[start]
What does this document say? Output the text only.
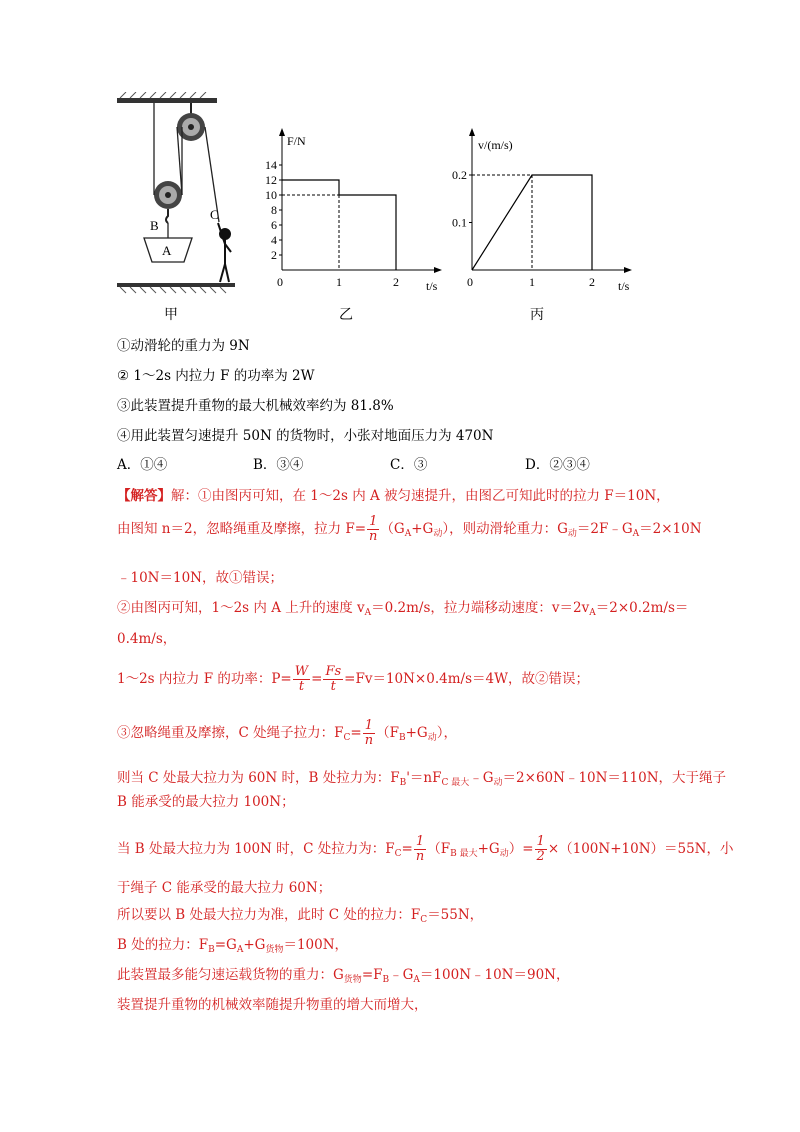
A
B
C
甲
F/N
t/s
14
12
10
8
6
4
2
0	1	2
乙
v/(m/s)
t/s
0.2
0.1
0	1	2
丙
①动滑轮的重力为 9N
② 1～2s 内拉力 F 的功率为 2W
③此装置提升重物的最大机械效率约为 81.8%
④用此装置匀速提升 50N 的货物时，小张对地面压力为 470N
A．①④	B．③④	C．③	D．②③④
【解答】解：①由图丙可知，在 1～2s 内 A 被匀速提升，由图乙可知此时的拉力 F＝10N，
由图知 n＝2，忽略绳重及摩擦，拉力 $F= \frac{1}{n} (G_A+G_动)$，则动滑轮重力：$G_动=2F﹣G_A=2\times 10N$
﹣10N＝10N，故①错误；
②由图丙可知，1～2s 内 A 上升的速度 $v_A=0.2m/s$，拉力端移动速度：$v=2v_A=2\times 0.2m/s=$
0.4m/s，
1～2s 内拉力 F 的功率：$P= \frac{W}{t} = \frac{Fs}{t} =Fv=10N\times 0.4m/s=4W$，故②错误；
③忽略绳重及摩擦，C 处绳子拉力：$F_C= \frac{1}{n} (F_B+G_动)$，
则当 C 处最大拉力为 60N 时，B 处拉力为：$F_B'=nF_{C 最大}﹣G_动=2\times 60N﹣10N=110N$，大于绳子
B 能承受的最大拉力 100N；
当 B 处最大拉力为 100N 时，C 处拉力为：$F_C= \frac{1}{n} (F_{B 最大}+G_动)= \frac{1}{2} \times(100N+10N)=55N$，小
于绳子 C 能承受的最大拉力 60N；
所以要以 B 处最大拉力为准，此时 C 处的拉力：$F_C=55N$，
B 处的拉力：$F_B=G_A+G_{货物}=100N$，
此装置最多能匀速运载货物的重力：$G_{货物}=F_B﹣G_A=100N﹣10N=90N$，
装置提升重物的机械效率随提升物重的增大而增大，
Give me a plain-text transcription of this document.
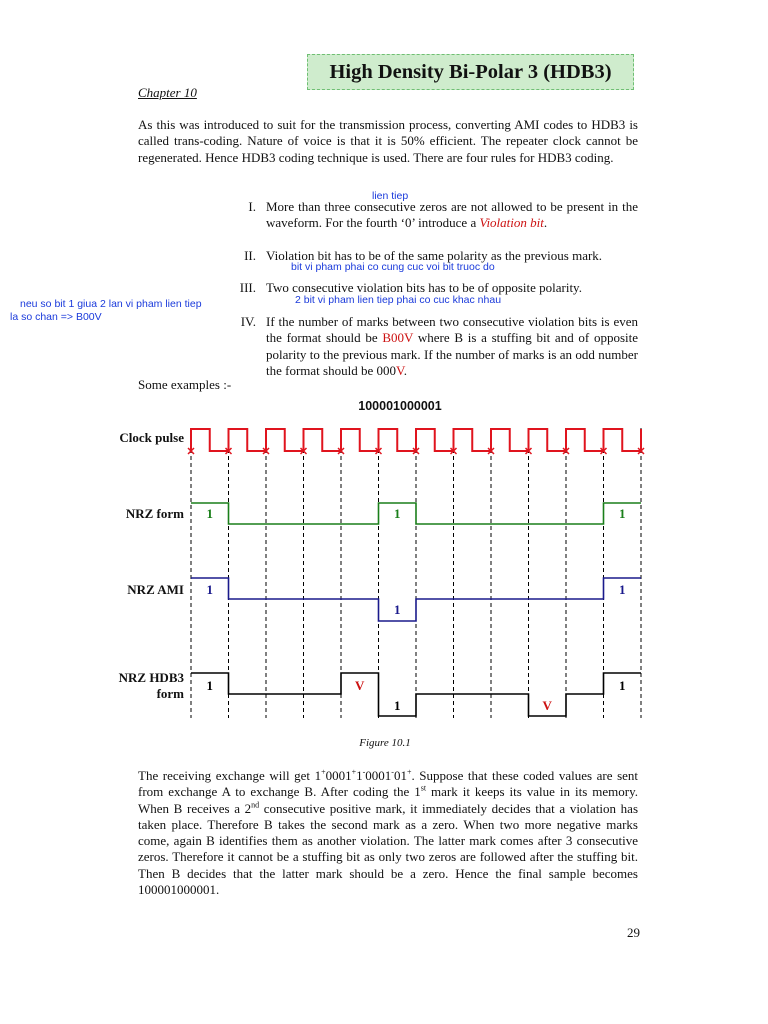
High Density Bi-Polar 3 (HDB3)
Chapter 10
As this was introduced to suit for the transmission process, converting AMI codes to HDB3 is called trans-coding. Nature of voice is that it is 50% efficient. The repeater clock cannot be regenerated. Hence HDB3 coding technique is used. There are four rules for HDB3 coding.
lien tiep
I. More than three consecutive zeros are not allowed to be present in the waveform. For the fourth ‘0’ introduce a Violation bit.
II. Violation bit has to be of the same polarity as the previous mark.
bit vi pham phai co cung cuc voi bit truoc do
III. Two consecutive violation bits has to be of opposite polarity.
2 bit vi pham lien tiep phai co cuc khac nhau
neu so bit 1 giua 2 lan vi pham lien tiep
la so chan => B00V	IV. If the number of marks between two consecutive violation bits is even the format should be B00V where B is a stuffing bit and of opposite polarity to the previous mark. If the number of marks is an odd number the format should be 000V.
Some examples :-
100001000001
Clock pulse
NRZ form
NRZ AMI
NRZ HDB3
form
1	1	1
1
1
1
1	V
1	V
1
Figure 10.1
The receiving exchange will get 1+0001+1-0001-01+. Suppose that these coded values are sent from exchange A to exchange B. After coding the 1st mark it keeps its value in its memory. When B receives a 2nd consecutive positive mark, it immediately decides that a violation has taken place. Therefore B takes the second mark as a zero. When two more negative marks come, again B identifies them as another violation. The latter mark comes after 3 consecutive zeros. Therefore it cannot be a stuffing bit as only two zeros are followed after the stuffing bit. Then B decides that the latter mark should be a zero. Hence the final sample becomes 100001000001.
29
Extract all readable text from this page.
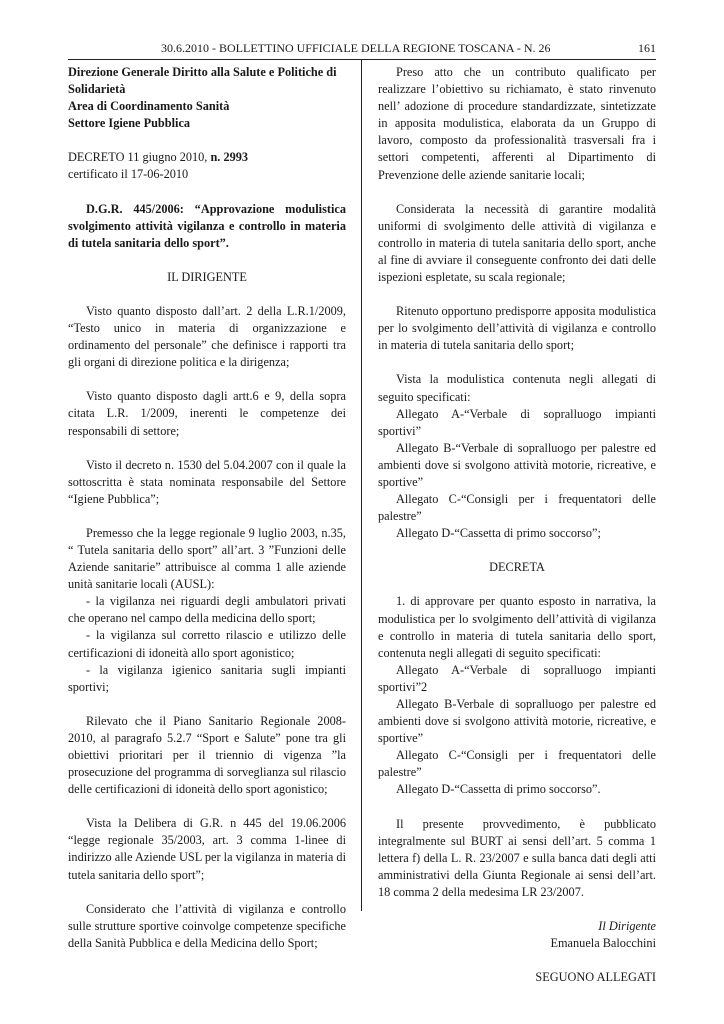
30.6.2010 - BOLLETTINO UFFICIALE DELLA REGIONE TOSCANA - N. 26	161

Direzione Generale Diritto alla Salute e Politiche di

Solidarietà

Area di Coordinamento Sanità

Settore Igiene Pubblica

DECRETO 11 giugno 2010, n. 2993

certificato il 17-06-2010

D.G.R. 445/2006: “Approvazione modulistica svolgimento attività vigilanza e controllo in materia di tutela sanitaria dello sport”.

IL DIRIGENTE

Visto quanto disposto dall’art. 2 della L.R.1/2009, “Testo unico in materia di organizzazione e ordinamento del personale” che definisce i rapporti tra gli organi di direzione politica e la dirigenza;

Visto quanto disposto dagli artt.6 e 9, della sopra citata L.R. 1/2009, inerenti le competenze dei responsabili di settore;

Visto il decreto n. 1530 del 5.04.2007 con il quale la sottoscritta è stata nominata responsabile del Settore “Igiene Pubblica”;

Premesso che la legge regionale 9 luglio 2003, n.35, “ Tutela sanitaria dello sport” all’art. 3 ”Funzioni delle Aziende sanitarie” attribuisce al comma 1 alle aziende unità sanitarie locali (AUSL):

- la vigilanza nei riguardi degli ambulatori privati che operano nel campo della medicina dello sport;

- la vigilanza sul corretto rilascio e utilizzo delle certificazioni di idoneità allo sport agonistico;

- la vigilanza igienico sanitaria sugli impianti sportivi;

Rilevato che il Piano Sanitario Regionale 2008- 2010, al paragrafo 5.2.7 “Sport e Salute” pone tra gli obiettivi prioritari per il triennio di vigenza ”la prosecuzione del programma di sorveglianza sul rilascio delle certificazioni di idoneità dello sport agonistico;

Vista la Delibera di G.R. n 445 del 19.06.2006 “legge regionale 35/2003, art. 3 comma 1-linee di indirizzo alle Aziende USL per la vigilanza in materia di tutela sanitaria dello sport”;

Considerato che l’attività di vigilanza e controllo sulle strutture sportive coinvolge competenze specifiche della Sanità Pubblica e della Medicina dello Sport;

Preso atto che un contributo qualificato per realizzare l’obiettivo su richiamato, è stato rinvenuto nell’ adozione di procedure standardizzate, sintetizzate in apposita modulistica, elaborata da un Gruppo di lavoro, composto da professionalità trasversali fra i settori competenti, afferenti al Dipartimento di Prevenzione delle aziende sanitarie locali;

Considerata la necessità di garantire modalità uniformi di svolgimento delle attività di vigilanza e controllo in materia di tutela sanitaria dello sport, anche al fine di avviare il conseguente confronto dei dati delle ispezioni espletate, su scala regionale;

Ritenuto opportuno predisporre apposita modulistica per lo svolgimento dell’attività di vigilanza e controllo in materia di tutela sanitaria dello sport;

Vista la modulistica contenuta negli allegati di seguito specificati:

Allegato A-“Verbale di sopralluogo impianti sportivi”

Allegato B-“Verbale di sopralluogo per palestre ed ambienti dove si svolgono attività motorie, ricreative, e sportive”

Allegato C-“Consigli per i frequentatori delle palestre”

Allegato D-“Cassetta di primo soccorso”;

DECRETA

1. di approvare per quanto esposto in narrativa, la modulistica per lo svolgimento dell’attività di vigilanza e controllo in materia di tutela sanitaria dello sport, contenuta negli allegati di seguito specificati:

Allegato A-“Verbale di sopralluogo impianti sportivi”2

Allegato B-Verbale di sopralluogo per palestre ed ambienti dove si svolgono attività motorie, ricreative, e sportive”

Allegato C-“Consigli per i frequentatori delle palestre”

Allegato D-“Cassetta di primo soccorso”.

Il presente provvedimento, è pubblicato integralmente sul BURT ai sensi dell’art. 5 comma 1 lettera f) della L. R. 23/2007 e sulla banca dati degli atti amministrativi della Giunta Regionale ai sensi dell’art. 18 comma 2 della medesima LR 23/2007.

Il Dirigente

Emanuela Balocchini

SEGUONO ALLEGATI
[end]
# Objective:
For the string "delle", count the lines of the entries above that include it; answer with the number only.

# The result:
7